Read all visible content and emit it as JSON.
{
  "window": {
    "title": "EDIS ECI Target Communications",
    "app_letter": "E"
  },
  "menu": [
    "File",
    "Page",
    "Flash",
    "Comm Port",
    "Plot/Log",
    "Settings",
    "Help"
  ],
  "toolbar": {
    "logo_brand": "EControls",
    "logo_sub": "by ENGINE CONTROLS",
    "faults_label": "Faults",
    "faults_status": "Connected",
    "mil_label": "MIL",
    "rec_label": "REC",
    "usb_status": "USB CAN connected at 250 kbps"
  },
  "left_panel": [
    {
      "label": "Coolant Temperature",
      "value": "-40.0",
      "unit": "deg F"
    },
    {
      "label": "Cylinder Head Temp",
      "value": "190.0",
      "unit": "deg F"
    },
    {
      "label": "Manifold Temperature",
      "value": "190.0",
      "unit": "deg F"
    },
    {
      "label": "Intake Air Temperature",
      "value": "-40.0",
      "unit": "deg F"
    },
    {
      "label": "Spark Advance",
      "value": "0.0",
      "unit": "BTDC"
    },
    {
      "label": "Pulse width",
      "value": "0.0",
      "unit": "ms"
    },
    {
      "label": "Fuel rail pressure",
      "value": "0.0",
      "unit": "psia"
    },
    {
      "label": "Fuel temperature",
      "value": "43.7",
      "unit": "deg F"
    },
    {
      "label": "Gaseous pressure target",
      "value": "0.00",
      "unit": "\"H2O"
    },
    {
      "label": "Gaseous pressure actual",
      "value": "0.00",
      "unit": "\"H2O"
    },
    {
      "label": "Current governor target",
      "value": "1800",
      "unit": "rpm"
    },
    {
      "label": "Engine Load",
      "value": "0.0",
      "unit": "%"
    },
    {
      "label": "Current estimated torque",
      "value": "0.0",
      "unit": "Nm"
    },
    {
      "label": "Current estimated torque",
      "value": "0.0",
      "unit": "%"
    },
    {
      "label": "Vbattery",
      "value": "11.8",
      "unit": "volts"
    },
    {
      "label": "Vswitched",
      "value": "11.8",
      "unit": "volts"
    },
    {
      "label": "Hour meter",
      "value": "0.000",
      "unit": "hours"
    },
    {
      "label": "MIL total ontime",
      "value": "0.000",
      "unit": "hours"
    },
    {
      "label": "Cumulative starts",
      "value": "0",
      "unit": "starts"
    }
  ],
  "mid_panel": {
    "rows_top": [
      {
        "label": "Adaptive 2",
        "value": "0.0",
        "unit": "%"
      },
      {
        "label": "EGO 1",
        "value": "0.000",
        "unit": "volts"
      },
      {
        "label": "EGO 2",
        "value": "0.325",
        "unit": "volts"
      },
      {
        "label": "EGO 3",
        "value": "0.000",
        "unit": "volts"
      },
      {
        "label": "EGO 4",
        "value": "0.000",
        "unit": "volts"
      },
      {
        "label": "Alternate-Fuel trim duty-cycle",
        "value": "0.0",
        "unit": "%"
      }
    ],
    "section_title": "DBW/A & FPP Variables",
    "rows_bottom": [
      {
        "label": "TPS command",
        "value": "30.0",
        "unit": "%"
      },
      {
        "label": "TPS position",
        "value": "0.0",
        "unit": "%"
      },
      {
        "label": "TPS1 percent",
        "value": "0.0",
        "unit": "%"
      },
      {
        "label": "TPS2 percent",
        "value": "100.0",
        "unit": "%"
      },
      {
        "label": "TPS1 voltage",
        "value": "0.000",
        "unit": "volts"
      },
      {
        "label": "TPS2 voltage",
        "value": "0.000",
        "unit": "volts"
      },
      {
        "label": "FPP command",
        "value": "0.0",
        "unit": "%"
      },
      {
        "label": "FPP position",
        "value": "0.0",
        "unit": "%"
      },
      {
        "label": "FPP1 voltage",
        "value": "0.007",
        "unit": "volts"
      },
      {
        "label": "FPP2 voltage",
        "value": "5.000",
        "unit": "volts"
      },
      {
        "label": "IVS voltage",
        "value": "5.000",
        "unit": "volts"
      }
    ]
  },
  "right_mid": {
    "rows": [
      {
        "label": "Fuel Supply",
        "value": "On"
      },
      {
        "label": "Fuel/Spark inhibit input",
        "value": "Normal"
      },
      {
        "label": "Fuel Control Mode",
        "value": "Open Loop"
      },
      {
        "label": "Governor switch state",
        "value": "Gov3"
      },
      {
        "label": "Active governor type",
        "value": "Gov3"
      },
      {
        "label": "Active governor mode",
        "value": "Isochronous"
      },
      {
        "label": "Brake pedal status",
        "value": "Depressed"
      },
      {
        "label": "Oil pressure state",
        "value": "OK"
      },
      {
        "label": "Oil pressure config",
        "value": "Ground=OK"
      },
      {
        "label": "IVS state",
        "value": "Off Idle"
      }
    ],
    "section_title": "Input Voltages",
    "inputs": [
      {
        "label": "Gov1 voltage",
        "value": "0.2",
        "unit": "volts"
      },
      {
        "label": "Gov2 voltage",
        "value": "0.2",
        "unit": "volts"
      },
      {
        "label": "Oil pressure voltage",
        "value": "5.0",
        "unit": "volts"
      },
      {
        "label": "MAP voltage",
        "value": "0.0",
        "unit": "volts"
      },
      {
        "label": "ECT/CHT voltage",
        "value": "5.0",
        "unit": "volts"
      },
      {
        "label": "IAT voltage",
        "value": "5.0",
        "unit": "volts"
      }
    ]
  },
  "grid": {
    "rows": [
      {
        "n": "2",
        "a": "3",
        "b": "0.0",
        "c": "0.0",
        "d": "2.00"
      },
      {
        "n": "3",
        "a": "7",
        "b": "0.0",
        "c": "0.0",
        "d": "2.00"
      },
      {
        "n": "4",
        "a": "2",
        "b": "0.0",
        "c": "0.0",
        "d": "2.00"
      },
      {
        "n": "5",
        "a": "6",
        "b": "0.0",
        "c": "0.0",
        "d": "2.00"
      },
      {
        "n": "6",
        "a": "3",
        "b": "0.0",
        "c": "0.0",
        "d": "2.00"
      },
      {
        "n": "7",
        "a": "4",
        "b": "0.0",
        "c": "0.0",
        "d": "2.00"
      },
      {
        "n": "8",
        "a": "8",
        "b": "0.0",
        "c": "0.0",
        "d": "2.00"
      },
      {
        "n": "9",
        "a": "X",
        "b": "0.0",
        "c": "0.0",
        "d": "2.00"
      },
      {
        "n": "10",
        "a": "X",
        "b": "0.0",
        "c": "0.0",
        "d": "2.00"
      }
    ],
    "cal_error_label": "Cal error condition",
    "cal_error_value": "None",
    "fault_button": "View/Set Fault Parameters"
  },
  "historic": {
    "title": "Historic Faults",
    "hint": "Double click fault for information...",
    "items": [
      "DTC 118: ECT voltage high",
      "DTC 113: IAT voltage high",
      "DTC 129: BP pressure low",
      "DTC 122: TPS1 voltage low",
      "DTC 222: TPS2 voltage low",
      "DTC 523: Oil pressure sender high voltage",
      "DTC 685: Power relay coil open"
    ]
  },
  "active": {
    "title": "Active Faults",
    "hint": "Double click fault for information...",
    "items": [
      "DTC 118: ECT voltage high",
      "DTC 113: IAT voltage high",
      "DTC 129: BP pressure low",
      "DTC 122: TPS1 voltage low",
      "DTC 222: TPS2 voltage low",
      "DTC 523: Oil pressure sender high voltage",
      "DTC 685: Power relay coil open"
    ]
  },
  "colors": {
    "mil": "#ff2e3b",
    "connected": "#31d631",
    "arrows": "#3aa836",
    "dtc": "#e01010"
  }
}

.....

Copy the records above exactly as they appear.

_Correct response:_
Read all visible content and emit it as JSON.
{
  "window": {
    "title": "EDIS ECI Target Communications",
    "app_letter": "E"
  },
  "menu": [
    "File",
    "Page",
    "Flash",
    "Comm Port",
    "Plot/Log",
    "Settings",
    "Help"
  ],
  "toolbar": {
    "logo_brand": "EControls",
    "logo_sub": "by ENGINE CONTROLS",
    "faults_label": "Faults",
    "faults_status": "Connected",
    "mil_label": "MIL",
    "rec_label": "REC",
    "usb_status": "USB CAN connected at 250 kbps"
  },
  "left_panel": [
    {
      "label": "Coolant Temperature",
      "value": "-40.0",
      "unit": "deg F"
    },
    {
      "label": "Cylinder Head Temp",
      "value": "190.0",
      "unit": "deg F"
    },
    {
      "label": "Manifold Temperature",
      "value": "190.0",
      "unit": "deg F"
    },
    {
      "label": "Intake Air Temperature",
      "value": "-40.0",
      "unit": "deg F"
    },
    {
      "label": "Spark Advance",
      "value": "0.0",
      "unit": "BTDC"
    },
    {
      "label": "Pulse width",
      "value": "0.0",
      "unit": "ms"
    },
    {
      "label": "Fuel rail pressure",
      "value": "0.0",
      "unit": "psia"
    },
    {
      "label": "Fuel temperature",
      "value": "43.7",
      "unit": "deg F"
    },
    {
      "label": "Gaseous pressure target",
      "value": "0.00",
      "unit": "\"H2O"
    },
    {
      "label": "Gaseous pressure actual",
      "value": "0.00",
      "unit": "\"H2O"
    },
    {
      "label": "Current governor target",
      "value": "1800",
      "unit": "rpm"
    },
    {
      "label": "Engine Load",
      "value": "0.0",
      "unit": "%"
    },
    {
      "label": "Current estimated torque",
      "value": "0.0",
      "unit": "Nm"
    },
    {
      "label": "Current estimated torque",
      "value": "0.0",
      "unit": "%"
    },
    {
      "label": "Vbattery",
      "value": "11.8",
      "unit": "volts"
    },
    {
      "label": "Vswitched",
      "value": "11.8",
      "unit": "volts"
    },
    {
      "label": "Hour meter",
      "value": "0.000",
      "unit": "hours"
    },
    {
      "label": "MIL total ontime",
      "value": "0.000",
      "unit": "hours"
    },
    {
      "label": "Cumulative starts",
      "value": "0",
      "unit": "starts"
    }
  ],
  "mid_panel": {
    "rows_top": [
      {
        "label": "Adaptive 2",
        "value": "0.0",
        "unit": "%"
      },
      {
        "label": "EGO 1",
        "value": "0.000",
        "unit": "volts"
      },
      {
        "label": "EGO 2",
        "value": "0.325",
        "unit": "volts"
      },
      {
        "label": "EGO 3",
        "value": "0.000",
        "unit": "volts"
      },
      {
        "label": "EGO 4",
        "value": "0.000",
        "unit": "volts"
      },
      {
        "label": "Alternate-Fuel trim duty-cycle",
        "value": "0.0",
        "unit": "%"
      }
    ],
    "section_title": "DBW/A & FPP Variables",
    "rows_bottom": [
      {
        "label": "TPS command",
        "value": "30.0",
        "unit": "%"
      },
      {
        "label": "TPS position",
        "value": "0.0",
        "unit": "%"
      },
      {
        "label": "TPS1 percent",
        "value": "0.0",
        "unit": "%"
      },
      {
        "label": "TPS2 percent",
        "value": "100.0",
        "unit": "%"
      },
      {
        "label": "TPS1 voltage",
        "value": "0.000",
        "unit": "volts"
      },
      {
        "label": "TPS2 voltage",
        "value": "0.000",
        "unit": "volts"
      },
      {
        "label": "FPP command",
        "value": "0.0",
        "unit": "%"
      },
      {
        "label": "FPP position",
        "value": "0.0",
        "unit": "%"
      },
      {
        "label": "FPP1 voltage",
        "value": "0.007",
        "unit": "volts"
      },
      {
        "label": "FPP2 voltage",
        "value": "5.000",
        "unit": "volts"
      },
      {
        "label": "IVS voltage",
        "value": "5.000",
        "unit": "volts"
      }
    ]
  },
  "right_mid": {
    "rows": [
      {
        "label": "Fuel Supply",
        "value": "On"
      },
      {
        "label": "Fuel/Spark inhibit input",
        "value": "Normal"
      },
      {
        "label": "Fuel Control Mode",
        "value": "Open Loop"
      },
      {
        "label": "Governor switch state",
        "value": "Gov3"
      },
      {
        "label": "Active governor type",
        "value": "Gov3"
      },
      {
        "label": "Active governor mode",
        "value": "Isochronous"
      },
      {
        "label": "Brake pedal status",
        "value": "Depressed"
      },
      {
        "label": "Oil pressure state",
        "value": "OK"
      },
      {
        "label": "Oil pressure config",
        "value": "Ground=OK"
      },
      {
        "label": "IVS state",
        "value": "Off Idle"
      }
    ],
    "section_title": "Input Voltages",
    "inputs": [
      {
        "label": "Gov1 voltage",
        "value": "0.2",
        "unit": "volts"
      },
      {
        "label": "Gov2 voltage",
        "value": "0.2",
        "unit": "volts"
      },
      {
        "label": "Oil pressure voltage",
        "value": "5.0",
        "unit": "volts"
      },
      {
        "label": "MAP voltage",
        "value": "0.0",
        "unit": "volts"
      },
      {
        "label": "ECT/CHT voltage",
        "value": "5.0",
        "unit": "volts"
      },
      {
        "label": "IAT voltage",
        "value": "5.0",
        "unit": "volts"
      }
    ]
  },
  "grid": {
    "rows": [
      {
        "n": "2",
        "a": "3",
        "b": "0.0",
        "c": "0.0",
        "d": "2.00"
      },
      {
        "n": "3",
        "a": "7",
        "b": "0.0",
        "c": "0.0",
        "d": "2.00"
      },
      {
        "n": "4",
        "a": "2",
        "b": "0.0",
        "c": "0.0",
        "d": "2.00"
      },
      {
        "n": "5",
        "a": "6",
        "b": "0.0",
        "c": "0.0",
        "d": "2.00"
      },
      {
        "n": "6",
        "a": "3",
        "b": "0.0",
        "c": "0.0",
        "d": "2.00"
      },
      {
        "n": "7",
        "a": "4",
        "b": "0.0",
        "c": "0.0",
        "d": "2.00"
      },
      {
        "n": "8",
        "a": "8",
        "b": "0.0",
        "c": "0.0",
        "d": "2.00"
      },
      {
        "n": "9",
        "a": "X",
        "b": "0.0",
        "c": "0.0",
        "d": "2.00"
      },
      {
        "n": "10",
        "a": "X",
        "b": "0.0",
        "c": "0.0",
        "d": "2.00"
      }
    ],
    "cal_error_label": "Cal error condition",
    "cal_error_value": "None",
    "fault_button": "View/Set Fault Parameters"
  },
  "historic": {
    "title": "Historic Faults",
    "hint": "Double click fault for information...",
    "items": [
      "DTC 118: ECT voltage high",
      "DTC 113: IAT voltage high",
      "DTC 129: BP pressure low",
      "DTC 122: TPS1 voltage low",
      "DTC 222: TPS2 voltage low",
      "DTC 523: Oil pressure sender high voltage",
      "DTC 685: Power relay coil open"
    ]
  },
  "active": {
    "title": "Active Faults",
    "hint": "Double click fault for information...",
    "items": [
      "DTC 118: ECT voltage high",
      "DTC 113: IAT voltage high",
      "DTC 129: BP pressure low",
      "DTC 122: TPS1 voltage low",
      "DTC 222: TPS2 voltage low",
      "DTC 523: Oil pressure sender high voltage",
      "DTC 685: Power relay coil open"
    ]
  },
  "colors": {
    "mil": "#ff2e3b",
    "connected": "#31d631",
    "arrows": "#3aa836",
    "dtc": "#e01010"
  }
}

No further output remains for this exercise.